* Begin Raw data *

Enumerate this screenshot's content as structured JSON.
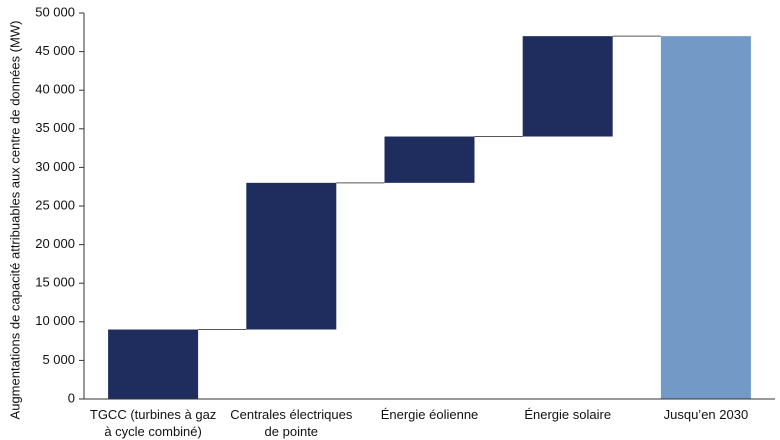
{
  "chart_data": {
    "type": "bar",
    "subtype": "waterfall",
    "ylabel": "Augmentations de capacité attribuables aux centre de données (MW)",
    "xlabel": "",
    "ylim": [
      0,
      50000
    ],
    "yticks": [
      0,
      5000,
      10000,
      15000,
      20000,
      25000,
      30000,
      35000,
      40000,
      45000,
      50000
    ],
    "ytick_labels": [
      "0",
      "5 000",
      "10 000",
      "15 000",
      "20 000",
      "25 000",
      "30 000",
      "35 000",
      "40 000",
      "45 000",
      "50 000"
    ],
    "categories": [
      [
        "TGCC (turbines à gaz",
        "à cycle combiné)"
      ],
      [
        "Centrales électriques",
        "de pointe"
      ],
      [
        "Énergie éolienne"
      ],
      [
        "Énergie solaire"
      ],
      [
        "Jusqu’en 2030"
      ]
    ],
    "bars": [
      {
        "start": 0,
        "end": 9000,
        "kind": "increment"
      },
      {
        "start": 9000,
        "end": 28000,
        "kind": "increment"
      },
      {
        "start": 28000,
        "end": 34000,
        "kind": "increment"
      },
      {
        "start": 34000,
        "end": 47000,
        "kind": "increment"
      },
      {
        "start": 0,
        "end": 47000,
        "kind": "total"
      }
    ],
    "colors": {
      "increment": "#1f2d5e",
      "total": "#7399c6",
      "connector": "#555555",
      "axis": "#333333"
    },
    "grid": false,
    "legend": "none"
  }
}
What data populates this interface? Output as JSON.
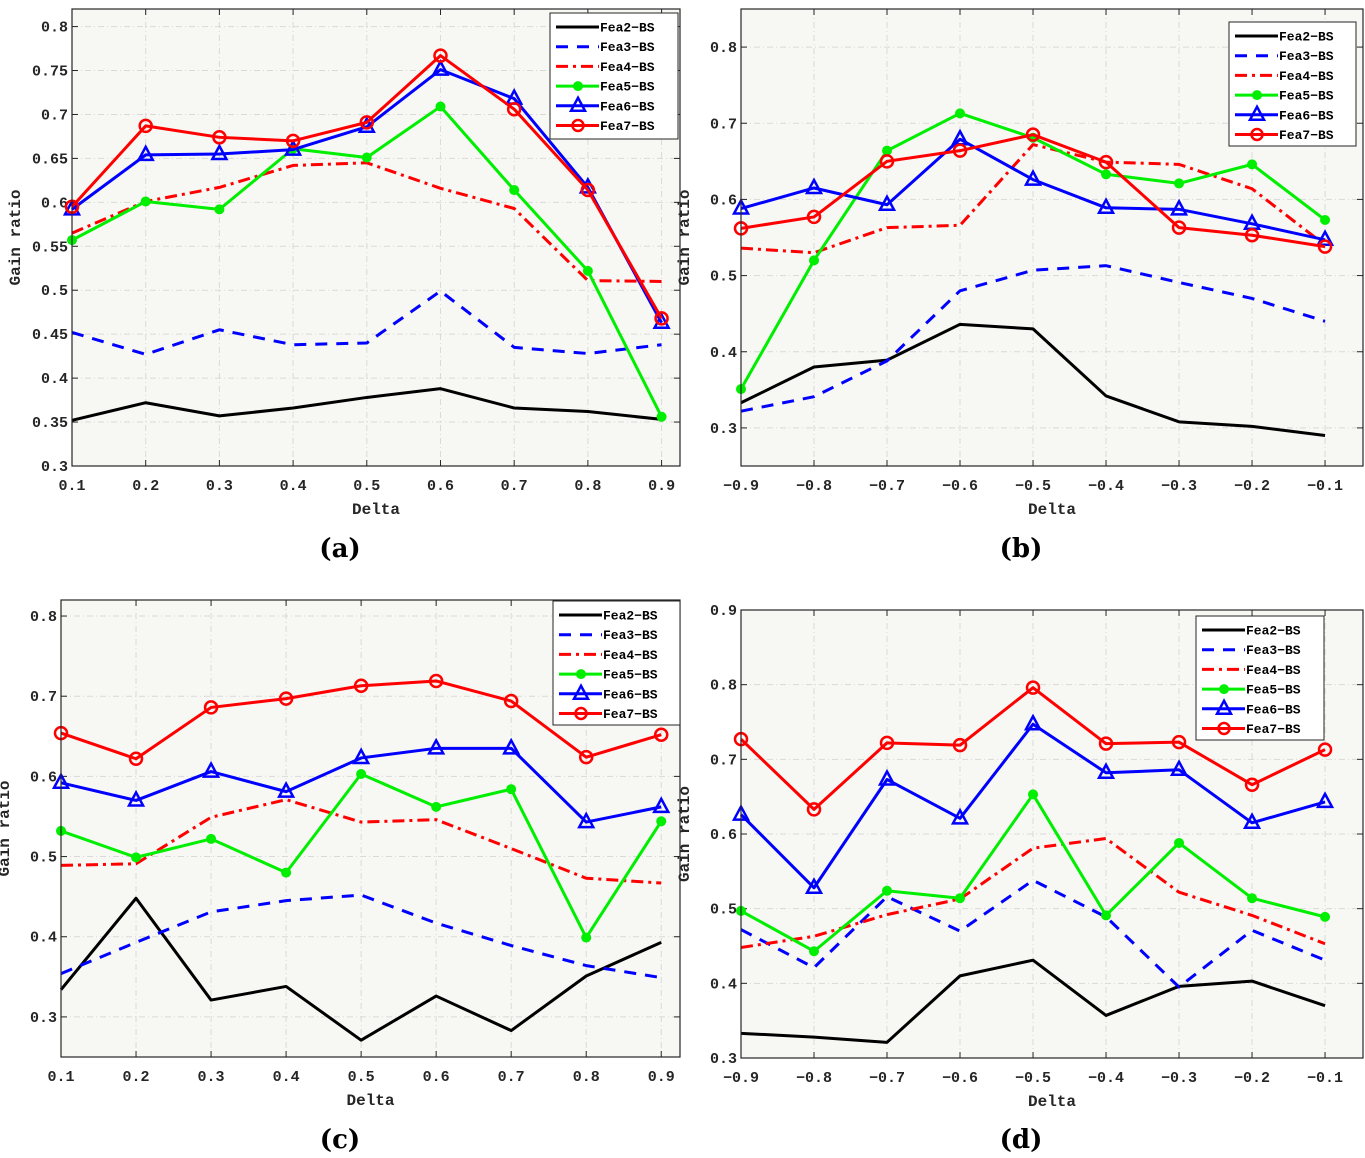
{
  "figure": {
    "captions": [
      "(a)",
      "(b)",
      "(c)",
      "(d)"
    ]
  },
  "chart_data": [
    {
      "panel": "(a)",
      "type": "line",
      "title": "",
      "xlabel": "Delta",
      "ylabel": "Gain ratio",
      "x": [
        0.1,
        0.2,
        0.3,
        0.4,
        0.5,
        0.6,
        0.7,
        0.8,
        0.9
      ],
      "xticks": [
        "0.1",
        "0.2",
        "0.3",
        "0.4",
        "0.5",
        "0.6",
        "0.7",
        "0.8",
        "0.9"
      ],
      "yticks": [
        "0.3",
        "0.35",
        "0.4",
        "0.45",
        "0.5",
        "0.55",
        "0.6",
        "0.65",
        "0.7",
        "0.75",
        "0.8"
      ],
      "xlim": [
        0.1,
        0.925
      ],
      "ylim": [
        0.3,
        0.82
      ],
      "grid": true,
      "legend_position": "top-right",
      "series": [
        {
          "name": "Fea2-BS",
          "values": [
            0.352,
            0.372,
            0.357,
            0.366,
            0.378,
            0.388,
            0.366,
            0.362,
            0.353
          ]
        },
        {
          "name": "Fea3-BS",
          "values": [
            0.452,
            0.427,
            0.455,
            0.438,
            0.44,
            0.499,
            0.435,
            0.428,
            0.438
          ]
        },
        {
          "name": "Fea4-BS",
          "values": [
            0.565,
            0.601,
            0.617,
            0.642,
            0.645,
            0.616,
            0.593,
            0.511,
            0.51
          ]
        },
        {
          "name": "Fea5-BS",
          "values": [
            0.557,
            0.601,
            0.592,
            0.661,
            0.651,
            0.709,
            0.614,
            0.522,
            0.356
          ]
        },
        {
          "name": "Fea6-BS",
          "values": [
            0.592,
            0.654,
            0.655,
            0.66,
            0.686,
            0.751,
            0.718,
            0.617,
            0.463
          ]
        },
        {
          "name": "Fea7-BS",
          "values": [
            0.595,
            0.687,
            0.674,
            0.67,
            0.691,
            0.767,
            0.706,
            0.614,
            0.468
          ]
        }
      ]
    },
    {
      "panel": "(b)",
      "type": "line",
      "title": "",
      "xlabel": "Delta",
      "ylabel": "Gain ratio",
      "x": [
        -0.9,
        -0.8,
        -0.7,
        -0.6,
        -0.5,
        -0.4,
        -0.3,
        -0.2,
        -0.1
      ],
      "xticks": [
        "-0.9",
        "-0.8",
        "-0.7",
        "-0.6",
        "-0.5",
        "-0.4",
        "-0.3",
        "-0.2",
        "-0.1"
      ],
      "yticks": [
        "0.3",
        "0.4",
        "0.5",
        "0.6",
        "0.7",
        "0.8"
      ],
      "xlim": [
        -0.9,
        -0.048
      ],
      "ylim": [
        0.25,
        0.85
      ],
      "grid": true,
      "legend_position": "top-right",
      "series": [
        {
          "name": "Fea2-BS",
          "values": [
            0.333,
            0.38,
            0.389,
            0.436,
            0.43,
            0.342,
            0.308,
            0.302,
            0.29
          ]
        },
        {
          "name": "Fea3-BS",
          "values": [
            0.322,
            0.341,
            0.388,
            0.48,
            0.507,
            0.513,
            0.491,
            0.47,
            0.44
          ]
        },
        {
          "name": "Fea4-BS",
          "values": [
            0.536,
            0.53,
            0.563,
            0.566,
            0.672,
            0.649,
            0.646,
            0.614,
            0.54
          ]
        },
        {
          "name": "Fea5-BS",
          "values": [
            0.351,
            0.52,
            0.664,
            0.713,
            0.681,
            0.633,
            0.621,
            0.646,
            0.573
          ]
        },
        {
          "name": "Fea6-BS",
          "values": [
            0.588,
            0.615,
            0.593,
            0.679,
            0.626,
            0.589,
            0.587,
            0.568,
            0.547
          ]
        },
        {
          "name": "Fea7-BS",
          "values": [
            0.562,
            0.577,
            0.65,
            0.664,
            0.685,
            0.649,
            0.563,
            0.553,
            0.538
          ]
        }
      ]
    },
    {
      "panel": "(c)",
      "type": "line",
      "title": "",
      "xlabel": "Delta",
      "ylabel": "Gain ratio",
      "x": [
        0.1,
        0.2,
        0.3,
        0.4,
        0.5,
        0.6,
        0.7,
        0.8,
        0.9
      ],
      "xticks": [
        "0.1",
        "0.2",
        "0.3",
        "0.4",
        "0.5",
        "0.6",
        "0.7",
        "0.8",
        "0.9"
      ],
      "yticks": [
        "0.3",
        "0.4",
        "0.5",
        "0.6",
        "0.7",
        "0.8"
      ],
      "xlim": [
        0.1,
        0.925
      ],
      "ylim": [
        0.25,
        0.82
      ],
      "grid": true,
      "legend_position": "top-right",
      "series": [
        {
          "name": "Fea2-BS",
          "values": [
            0.334,
            0.448,
            0.321,
            0.338,
            0.271,
            0.326,
            0.283,
            0.351,
            0.393
          ]
        },
        {
          "name": "Fea3-BS",
          "values": [
            0.354,
            0.393,
            0.431,
            0.445,
            0.452,
            0.417,
            0.389,
            0.364,
            0.349
          ]
        },
        {
          "name": "Fea4-BS",
          "values": [
            0.489,
            0.491,
            0.549,
            0.571,
            0.543,
            0.546,
            0.51,
            0.473,
            0.467
          ]
        },
        {
          "name": "Fea5-BS",
          "values": [
            0.532,
            0.499,
            0.522,
            0.48,
            0.603,
            0.562,
            0.584,
            0.399,
            0.544
          ]
        },
        {
          "name": "Fea6-BS",
          "values": [
            0.592,
            0.57,
            0.606,
            0.581,
            0.623,
            0.635,
            0.635,
            0.543,
            0.562
          ]
        },
        {
          "name": "Fea7-BS",
          "values": [
            0.654,
            0.622,
            0.686,
            0.697,
            0.713,
            0.719,
            0.694,
            0.624,
            0.652
          ]
        }
      ]
    },
    {
      "panel": "(d)",
      "type": "line",
      "title": "",
      "xlabel": "Delta",
      "ylabel": "Gain ratio",
      "x": [
        -0.9,
        -0.8,
        -0.7,
        -0.6,
        -0.5,
        -0.4,
        -0.3,
        -0.2,
        -0.1
      ],
      "xticks": [
        "-0.9",
        "-0.8",
        "-0.7",
        "-0.6",
        "-0.5",
        "-0.4",
        "-0.3",
        "-0.2",
        "-0.1"
      ],
      "yticks": [
        "0.3",
        "0.4",
        "0.5",
        "0.6",
        "0.7",
        "0.8",
        "0.9"
      ],
      "xlim": [
        -0.9,
        -0.048
      ],
      "ylim": [
        0.3,
        0.9
      ],
      "grid": true,
      "legend_position": "top-right",
      "series": [
        {
          "name": "Fea2-BS",
          "values": [
            0.333,
            0.328,
            0.321,
            0.41,
            0.431,
            0.357,
            0.396,
            0.403,
            0.37
          ]
        },
        {
          "name": "Fea3-BS",
          "values": [
            0.472,
            0.421,
            0.516,
            0.47,
            0.538,
            0.489,
            0.395,
            0.471,
            0.431
          ]
        },
        {
          "name": "Fea4-BS",
          "values": [
            0.448,
            0.463,
            0.492,
            0.513,
            0.581,
            0.594,
            0.522,
            0.491,
            0.453
          ]
        },
        {
          "name": "Fea5-BS",
          "values": [
            0.497,
            0.443,
            0.524,
            0.514,
            0.653,
            0.491,
            0.588,
            0.514,
            0.489
          ]
        },
        {
          "name": "Fea6-BS",
          "values": [
            0.626,
            0.528,
            0.673,
            0.621,
            0.747,
            0.682,
            0.686,
            0.615,
            0.643
          ]
        },
        {
          "name": "Fea7-BS",
          "values": [
            0.727,
            0.633,
            0.722,
            0.719,
            0.796,
            0.721,
            0.723,
            0.666,
            0.713
          ]
        }
      ]
    }
  ],
  "series_style": {
    "Fea2-BS": {
      "color": "#000000",
      "dash": "solid",
      "marker": "none"
    },
    "Fea3-BS": {
      "color": "#0000ff",
      "dash": "dashed",
      "marker": "none"
    },
    "Fea4-BS": {
      "color": "#ff0000",
      "dash": "dashdot",
      "marker": "none"
    },
    "Fea5-BS": {
      "color": "#00ee00",
      "dash": "solid",
      "marker": "dot"
    },
    "Fea6-BS": {
      "color": "#0000ff",
      "dash": "solid",
      "marker": "triangle"
    },
    "Fea7-BS": {
      "color": "#ff0000",
      "dash": "solid",
      "marker": "circle"
    }
  },
  "colors": {
    "plot_background": "#f7f7f3",
    "axis": "#262626",
    "grid": "#d9d9d9"
  }
}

* End Raw data *

## Exercise task
Find every line that holds "JSON" and copy it.

## Solution
Enumerate this screenshot's content as structured JSON.
What data populates this interface? Output as JSON.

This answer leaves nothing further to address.